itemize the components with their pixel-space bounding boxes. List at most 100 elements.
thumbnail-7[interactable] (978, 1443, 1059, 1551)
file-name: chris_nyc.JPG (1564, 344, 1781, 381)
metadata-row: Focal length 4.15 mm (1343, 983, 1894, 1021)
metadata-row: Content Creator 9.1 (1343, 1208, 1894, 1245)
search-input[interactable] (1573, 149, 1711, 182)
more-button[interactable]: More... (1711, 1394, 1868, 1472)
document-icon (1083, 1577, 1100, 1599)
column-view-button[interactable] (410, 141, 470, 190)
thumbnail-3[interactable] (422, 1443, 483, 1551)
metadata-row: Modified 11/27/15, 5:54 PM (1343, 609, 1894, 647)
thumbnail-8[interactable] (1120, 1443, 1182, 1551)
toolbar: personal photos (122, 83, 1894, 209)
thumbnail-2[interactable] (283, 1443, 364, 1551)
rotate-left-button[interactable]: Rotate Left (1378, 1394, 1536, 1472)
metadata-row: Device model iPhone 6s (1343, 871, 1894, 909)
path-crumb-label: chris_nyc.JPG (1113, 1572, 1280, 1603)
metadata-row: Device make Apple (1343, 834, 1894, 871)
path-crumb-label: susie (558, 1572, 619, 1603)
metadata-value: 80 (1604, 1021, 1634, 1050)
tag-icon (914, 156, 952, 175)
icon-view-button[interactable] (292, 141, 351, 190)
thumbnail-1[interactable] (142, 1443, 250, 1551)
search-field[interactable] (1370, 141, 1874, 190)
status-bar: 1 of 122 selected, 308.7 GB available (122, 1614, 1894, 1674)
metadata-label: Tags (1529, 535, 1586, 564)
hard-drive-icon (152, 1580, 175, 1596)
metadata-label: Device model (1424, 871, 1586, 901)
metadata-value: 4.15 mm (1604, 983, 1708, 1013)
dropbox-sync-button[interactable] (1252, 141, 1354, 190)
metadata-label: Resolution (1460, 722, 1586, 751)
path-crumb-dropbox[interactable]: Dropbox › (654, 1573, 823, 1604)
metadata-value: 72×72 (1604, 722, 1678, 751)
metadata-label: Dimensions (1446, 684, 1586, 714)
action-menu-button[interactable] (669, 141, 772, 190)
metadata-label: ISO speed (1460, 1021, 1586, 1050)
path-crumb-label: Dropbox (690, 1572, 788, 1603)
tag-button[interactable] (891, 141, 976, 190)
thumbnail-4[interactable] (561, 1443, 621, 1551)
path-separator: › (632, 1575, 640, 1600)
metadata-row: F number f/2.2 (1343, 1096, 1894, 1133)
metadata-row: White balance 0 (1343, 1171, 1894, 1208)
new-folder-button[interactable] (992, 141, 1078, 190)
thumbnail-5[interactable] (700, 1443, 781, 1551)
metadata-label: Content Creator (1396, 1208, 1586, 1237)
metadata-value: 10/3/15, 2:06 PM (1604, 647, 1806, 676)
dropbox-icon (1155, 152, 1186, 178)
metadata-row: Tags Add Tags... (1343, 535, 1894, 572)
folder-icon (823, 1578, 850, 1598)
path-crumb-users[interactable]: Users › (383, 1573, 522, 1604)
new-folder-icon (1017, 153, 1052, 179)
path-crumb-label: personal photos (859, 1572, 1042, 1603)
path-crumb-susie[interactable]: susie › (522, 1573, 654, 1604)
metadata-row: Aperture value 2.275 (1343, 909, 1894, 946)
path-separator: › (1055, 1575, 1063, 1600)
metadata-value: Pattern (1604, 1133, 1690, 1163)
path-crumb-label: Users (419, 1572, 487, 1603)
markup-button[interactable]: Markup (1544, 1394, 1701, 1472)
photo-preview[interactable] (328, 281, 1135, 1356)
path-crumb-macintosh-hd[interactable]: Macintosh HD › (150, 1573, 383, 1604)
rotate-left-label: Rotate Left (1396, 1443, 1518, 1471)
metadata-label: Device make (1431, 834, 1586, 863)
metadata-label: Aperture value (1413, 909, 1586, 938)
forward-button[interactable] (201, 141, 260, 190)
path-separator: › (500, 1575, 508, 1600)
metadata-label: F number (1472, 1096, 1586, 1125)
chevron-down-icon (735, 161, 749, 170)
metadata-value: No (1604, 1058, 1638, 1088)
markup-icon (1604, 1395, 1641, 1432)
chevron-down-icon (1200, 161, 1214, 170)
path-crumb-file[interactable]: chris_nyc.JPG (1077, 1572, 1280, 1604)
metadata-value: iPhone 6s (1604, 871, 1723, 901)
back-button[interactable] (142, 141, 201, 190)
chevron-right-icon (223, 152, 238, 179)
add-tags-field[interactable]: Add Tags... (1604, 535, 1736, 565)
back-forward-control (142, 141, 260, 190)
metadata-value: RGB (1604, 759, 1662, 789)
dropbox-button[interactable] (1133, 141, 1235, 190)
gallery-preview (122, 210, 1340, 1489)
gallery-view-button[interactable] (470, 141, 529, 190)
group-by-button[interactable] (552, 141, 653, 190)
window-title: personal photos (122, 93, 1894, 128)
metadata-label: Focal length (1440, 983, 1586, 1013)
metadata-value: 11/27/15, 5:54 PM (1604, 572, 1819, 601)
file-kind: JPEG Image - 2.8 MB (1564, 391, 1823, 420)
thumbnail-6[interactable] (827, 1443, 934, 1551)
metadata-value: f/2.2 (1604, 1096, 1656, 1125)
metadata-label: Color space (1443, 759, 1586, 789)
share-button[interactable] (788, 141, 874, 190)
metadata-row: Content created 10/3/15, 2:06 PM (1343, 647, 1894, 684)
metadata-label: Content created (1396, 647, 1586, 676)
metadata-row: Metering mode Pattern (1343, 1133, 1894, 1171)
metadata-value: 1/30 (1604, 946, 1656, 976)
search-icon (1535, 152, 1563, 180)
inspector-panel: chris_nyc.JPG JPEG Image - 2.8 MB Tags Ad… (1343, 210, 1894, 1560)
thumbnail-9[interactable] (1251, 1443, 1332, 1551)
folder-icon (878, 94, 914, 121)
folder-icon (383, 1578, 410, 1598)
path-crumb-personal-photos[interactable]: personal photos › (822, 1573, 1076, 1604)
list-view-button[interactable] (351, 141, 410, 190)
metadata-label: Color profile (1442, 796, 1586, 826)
------------------------------
Written task ->
Convert the listing above into a JSON list of strings with one string per line, leaving out any blank lines.

Written response ->
[
  "itemize the components with their pixel-space bounding boxes. List at most 100 elements.",
  "thumbnail-7[interactable] (978, 1443, 1059, 1551)",
  "file-name: chris_nyc.JPG (1564, 344, 1781, 381)",
  "metadata-row: Focal length 4.15 mm (1343, 983, 1894, 1021)",
  "metadata-row: Content Creator 9.1 (1343, 1208, 1894, 1245)",
  "search-input[interactable] (1573, 149, 1711, 182)",
  "more-button[interactable]: More... (1711, 1394, 1868, 1472)",
  "document-icon (1083, 1577, 1100, 1599)",
  "column-view-button[interactable] (410, 141, 470, 190)",
  "thumbnail-3[interactable] (422, 1443, 483, 1551)",
  "metadata-row: Modified 11/27/15, 5:54 PM (1343, 609, 1894, 647)",
  "thumbnail-8[interactable] (1120, 1443, 1182, 1551)",
  "toolbar: personal photos (122, 83, 1894, 209)",
  "thumbnail-2[interactable] (283, 1443, 364, 1551)",
  "rotate-left-button[interactable]: Rotate Left (1378, 1394, 1536, 1472)",
  "metadata-row: Device model iPhone 6s (1343, 871, 1894, 909)",
  "path-crumb-label: chris_nyc.JPG (1113, 1572, 1280, 1603)",
  "metadata-row: Device make Apple (1343, 834, 1894, 871)",
  "path-crumb-label: susie (558, 1572, 619, 1603)",
  "metadata-value: 80 (1604, 1021, 1634, 1050)",
  "tag-icon (914, 156, 952, 175)",
  "icon-view-button[interactable] (292, 141, 351, 190)",
  "thumbnail-1[interactable] (142, 1443, 250, 1551)",
  "search-field[interactable] (1370, 141, 1874, 190)",
  "status-bar: 1 of 122 selected, 308.7 GB available (122, 1614, 1894, 1674)",
  "metadata-label: Tags (1529, 535, 1586, 564)",
  "hard-drive-icon (152, 1580, 175, 1596)",
  "metadata-label: Device model (1424, 871, 1586, 901)",
  "metadata-value: 4.15 mm (1604, 983, 1708, 1013)",
  "dropbox-sync-button[interactable] (1252, 141, 1354, 190)",
  "metadata-label: Resolution (1460, 722, 1586, 751)",
  "path-crumb-dropbox[interactable]: Dropbox › (654, 1573, 823, 1604)",
  "metadata-value: 72×72 (1604, 722, 1678, 751)",
  "metadata-label: Dimensions (1446, 684, 1586, 714)",
  "action-menu-button[interactable] (669, 141, 772, 190)",
  "metadata-label: ISO speed (1460, 1021, 1586, 1050)",
  "path-crumb-label: Dropbox (690, 1572, 788, 1603)",
  "tag-button[interactable] (891, 141, 976, 190)",
  "thumbnail-4[interactable] (561, 1443, 621, 1551)",
  "path-separator: › (632, 1575, 640, 1600)",
  "metadata-row: F number f/2.2 (1343, 1096, 1894, 1133)",
  "metadata-row: White balance 0 (1343, 1171, 1894, 1208)",
  "new-folder-button[interactable] (992, 141, 1078, 190)",
  "thumbnail-5[interactable] (700, 1443, 781, 1551)",
  "metadata-label: Content Creator (1396, 1208, 1586, 1237)",
  "metadata-value: 10/3/15, 2:06 PM (1604, 647, 1806, 676)",
  "dropbox-icon (1155, 152, 1186, 178)",
  "metadata-row: Tags Add Tags... (1343, 535, 1894, 572)",
  "folder-icon (823, 1578, 850, 1598)",
  "path-crumb-users[interactable]: Users › (383, 1573, 522, 1604)",
  "new-folder-icon (1017, 153, 1052, 179)",
  "path-crumb-label: personal photos (859, 1572, 1042, 1603)",
  "path-crumb-susie[interactable]: susie › (522, 1573, 654, 1604)",
  "metadata-row: Aperture value 2.275 (1343, 909, 1894, 946)",
  "path-separator: › (1055, 1575, 1063, 1600)",
  "metadata-value: Pattern (1604, 1133, 1690, 1163)",
  "path-crumb-label: Users (419, 1572, 487, 1603)",
  "markup-button[interactable]: Markup (1544, 1394, 1701, 1472)",
  "photo-preview[interactable] (328, 281, 1135, 1356)",
  "path-crumb-macintosh-hd[interactable]: Macintosh HD › (150, 1573, 383, 1604)",
  "rotate-left-label: Rotate Left (1396, 1443, 1518, 1471)",
  "metadata-label: Device make (1431, 834, 1586, 863)",
  "metadata-label: Aperture value (1413, 909, 1586, 938)",
  "forward-button[interactable] (201, 141, 260, 190)",
  "path-separator: › (500, 1575, 508, 1600)",
  "metadata-label: F number (1472, 1096, 1586, 1125)",
  "chevron-down-icon (735, 161, 749, 170)",
  "metadata-value: No (1604, 1058, 1638, 1088)",
  "markup-icon (1604, 1395, 1641, 1432)",
  "chevron-down-icon (1200, 161, 1214, 170)",
  "path-crumb-file[interactable]: chris_nyc.JPG (1077, 1572, 1280, 1604)",
  "metadata-value: iPhone 6s (1604, 871, 1723, 901)",
  "back-button[interactable] (142, 141, 201, 190)",
  "chevron-right-icon (223, 152, 238, 179)",
  "add-tags-field[interactable]: Add Tags... (1604, 535, 1736, 565)",
  "back-forward-control (142, 141, 260, 190)",
  "metadata-value: RGB (1604, 759, 1662, 789)",
  "dropbox-button[interactable] (1133, 141, 1235, 190)",
  "gallery-preview (122, 210, 1340, 1489)",
  "gallery-view-button[interactable] (470, 141, 529, 190)",
  "group-by-button[interactable] (552, 141, 653, 190)",
  "window-title: personal photos (122, 93, 1894, 128)",
  "metadata-label: Focal length (1440, 983, 1586, 1013)",
  "metadata-value: 11/27/15, 5:54 PM (1604, 572, 1819, 601)",
  "file-kind: JPEG Image - 2.8 MB (1564, 391, 1823, 420)",
  "thumbnail-6[interactable] (827, 1443, 934, 1551)",
  "metadata-value: f/2.2 (1604, 1096, 1656, 1125)",
  "metadata-label: Color space (1443, 759, 1586, 789)",
  "share-button[interactable] (788, 141, 874, 190)",
  "metadata-row: Content created 10/3/15, 2:06 PM (1343, 647, 1894, 684)",
  "metadata-label: Content created (1396, 647, 1586, 676)",
  "metadata-row: Metering mode Pattern (1343, 1133, 1894, 1171)",
  "metadata-value: 1/30 (1604, 946, 1656, 976)",
  "search-icon (1535, 152, 1563, 180)",
  "inspector-panel: chris_nyc.JPG JPEG Image - 2.8 MB Tags Ad… (1343, 210, 1894, 1560)",
  "thumbnail-9[interactable] (1251, 1443, 1332, 1551)",
  "folder-icon (878, 94, 914, 121)",
  "folder-icon (383, 1578, 410, 1598)",
  "path-crumb-personal-photos[interactable]: personal photos › (822, 1573, 1076, 1604)",
  "list-view-button[interactable] (351, 141, 410, 190)",
  "metadata-label: Color profile (1442, 796, 1586, 826)"
]